--- THE RECORDS ---

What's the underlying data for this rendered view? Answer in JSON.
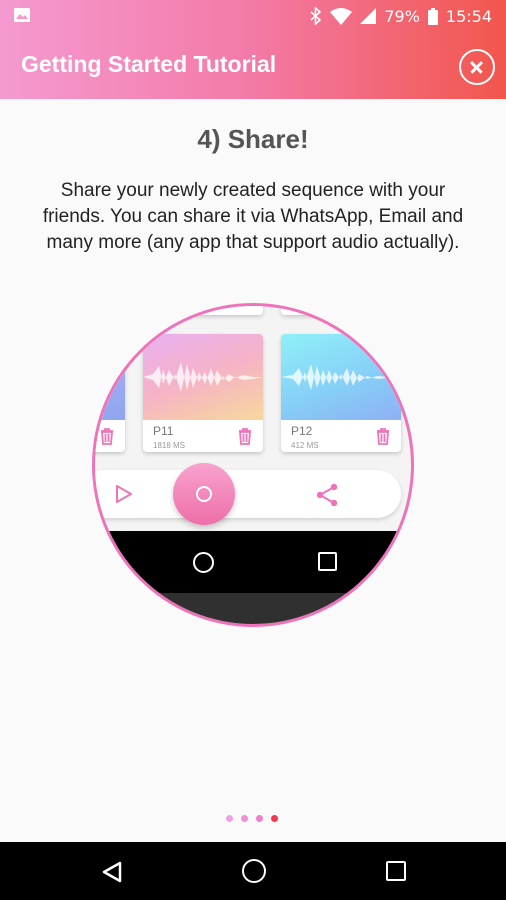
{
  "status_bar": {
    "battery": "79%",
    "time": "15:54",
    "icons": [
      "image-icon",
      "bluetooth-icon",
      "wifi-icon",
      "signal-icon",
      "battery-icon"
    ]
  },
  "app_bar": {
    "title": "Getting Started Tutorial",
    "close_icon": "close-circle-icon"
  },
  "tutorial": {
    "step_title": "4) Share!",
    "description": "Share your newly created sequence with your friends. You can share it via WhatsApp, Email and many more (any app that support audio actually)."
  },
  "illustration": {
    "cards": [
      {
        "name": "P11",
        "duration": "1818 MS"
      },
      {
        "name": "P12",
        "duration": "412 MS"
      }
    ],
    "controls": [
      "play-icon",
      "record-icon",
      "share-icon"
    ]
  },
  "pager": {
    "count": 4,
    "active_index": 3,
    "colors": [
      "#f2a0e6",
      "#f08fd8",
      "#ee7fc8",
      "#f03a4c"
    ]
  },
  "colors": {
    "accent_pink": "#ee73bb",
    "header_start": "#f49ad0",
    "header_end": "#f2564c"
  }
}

---
--- THE RECORDS ---

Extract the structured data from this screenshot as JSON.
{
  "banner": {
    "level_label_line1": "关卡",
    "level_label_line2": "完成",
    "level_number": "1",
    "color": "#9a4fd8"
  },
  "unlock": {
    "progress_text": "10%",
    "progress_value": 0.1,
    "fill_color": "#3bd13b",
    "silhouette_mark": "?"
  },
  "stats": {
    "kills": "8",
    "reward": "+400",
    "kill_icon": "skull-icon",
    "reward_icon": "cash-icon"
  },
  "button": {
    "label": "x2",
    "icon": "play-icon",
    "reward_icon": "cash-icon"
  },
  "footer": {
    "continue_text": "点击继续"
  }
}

---
--- THE RECORDS ---

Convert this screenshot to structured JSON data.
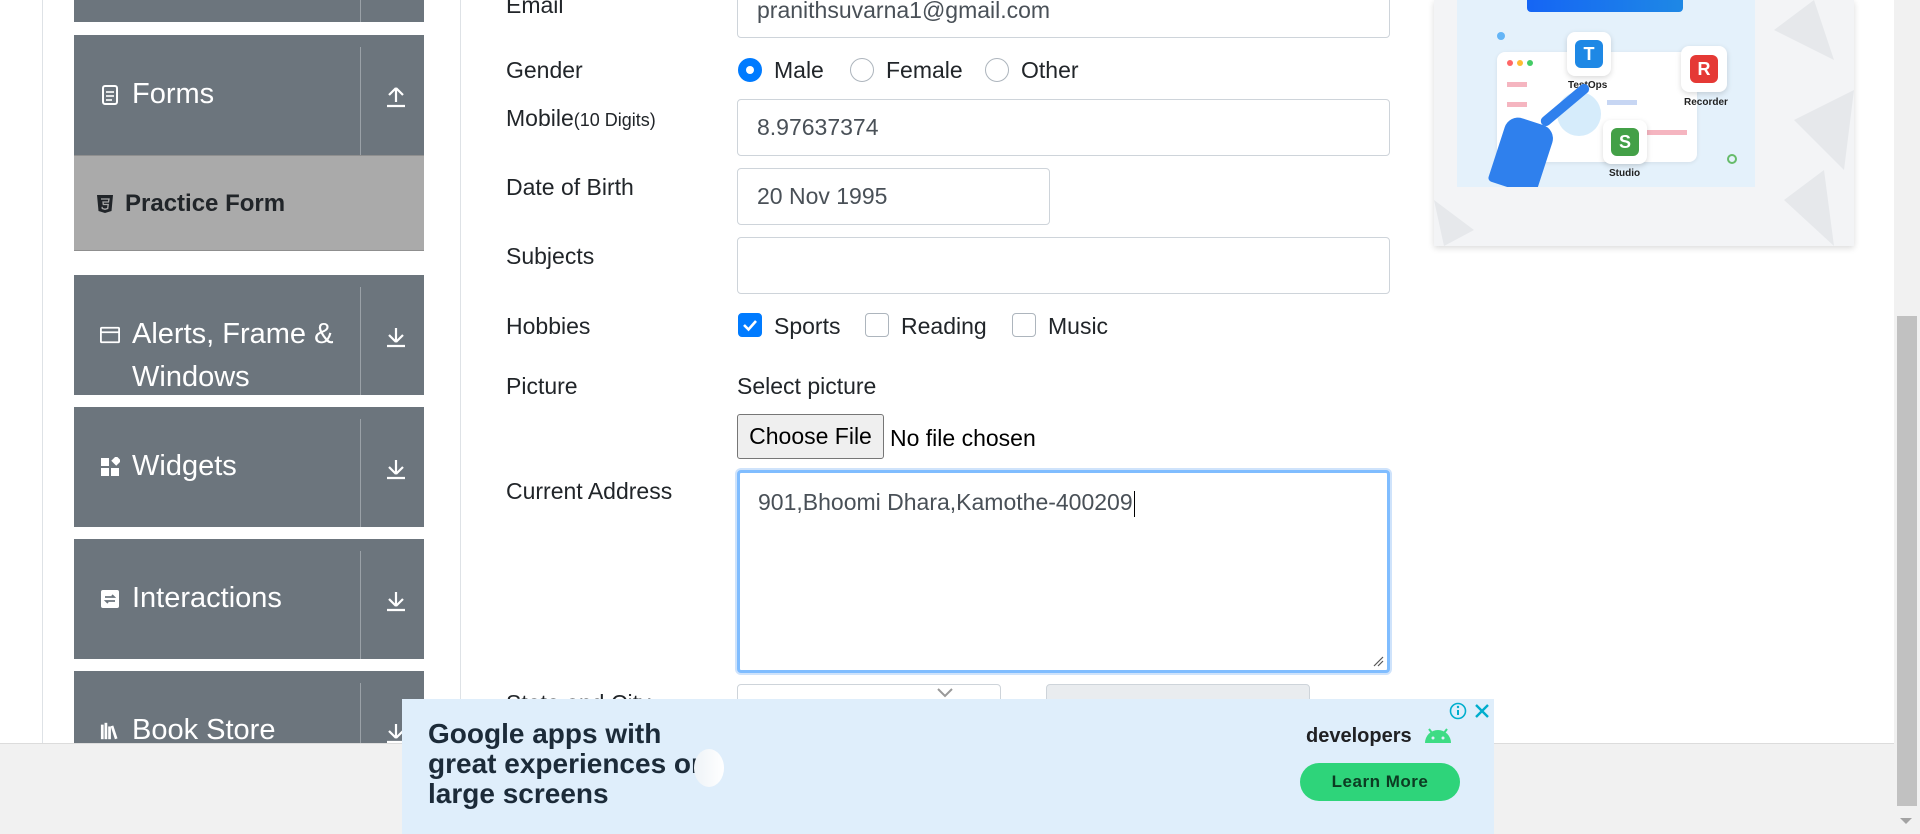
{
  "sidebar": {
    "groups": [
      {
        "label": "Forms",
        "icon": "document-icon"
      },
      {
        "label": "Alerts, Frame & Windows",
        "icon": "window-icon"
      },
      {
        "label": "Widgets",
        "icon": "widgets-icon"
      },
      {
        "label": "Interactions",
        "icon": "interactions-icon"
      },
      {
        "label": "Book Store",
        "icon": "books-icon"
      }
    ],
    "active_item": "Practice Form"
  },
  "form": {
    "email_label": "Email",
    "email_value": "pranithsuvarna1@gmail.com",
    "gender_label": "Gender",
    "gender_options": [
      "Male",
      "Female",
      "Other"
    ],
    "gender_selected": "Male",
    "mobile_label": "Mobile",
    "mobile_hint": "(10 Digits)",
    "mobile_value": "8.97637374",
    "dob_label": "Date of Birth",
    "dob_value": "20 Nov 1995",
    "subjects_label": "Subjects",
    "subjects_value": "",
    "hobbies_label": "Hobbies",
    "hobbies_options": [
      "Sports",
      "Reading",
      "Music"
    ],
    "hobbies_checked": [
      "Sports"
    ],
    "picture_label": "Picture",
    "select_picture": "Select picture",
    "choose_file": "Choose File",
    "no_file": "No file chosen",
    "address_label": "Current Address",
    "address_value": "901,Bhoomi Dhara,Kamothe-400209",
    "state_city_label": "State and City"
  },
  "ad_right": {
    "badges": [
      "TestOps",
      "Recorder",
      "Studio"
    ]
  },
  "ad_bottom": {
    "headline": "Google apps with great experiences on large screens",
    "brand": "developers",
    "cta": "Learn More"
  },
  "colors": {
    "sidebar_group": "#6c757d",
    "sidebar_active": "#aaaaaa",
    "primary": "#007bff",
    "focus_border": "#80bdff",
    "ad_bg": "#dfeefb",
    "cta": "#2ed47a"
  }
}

---

→ TASK DETAILS
In the entries above, find each line with the word "JSON" and show it.

→ SOLUTION FOR THIS TASK
What's the underlying data for this rendered view? Answer in JSON.
Extract the structured data from this screenshot as JSON.
Convert this screenshot to structured JSON data.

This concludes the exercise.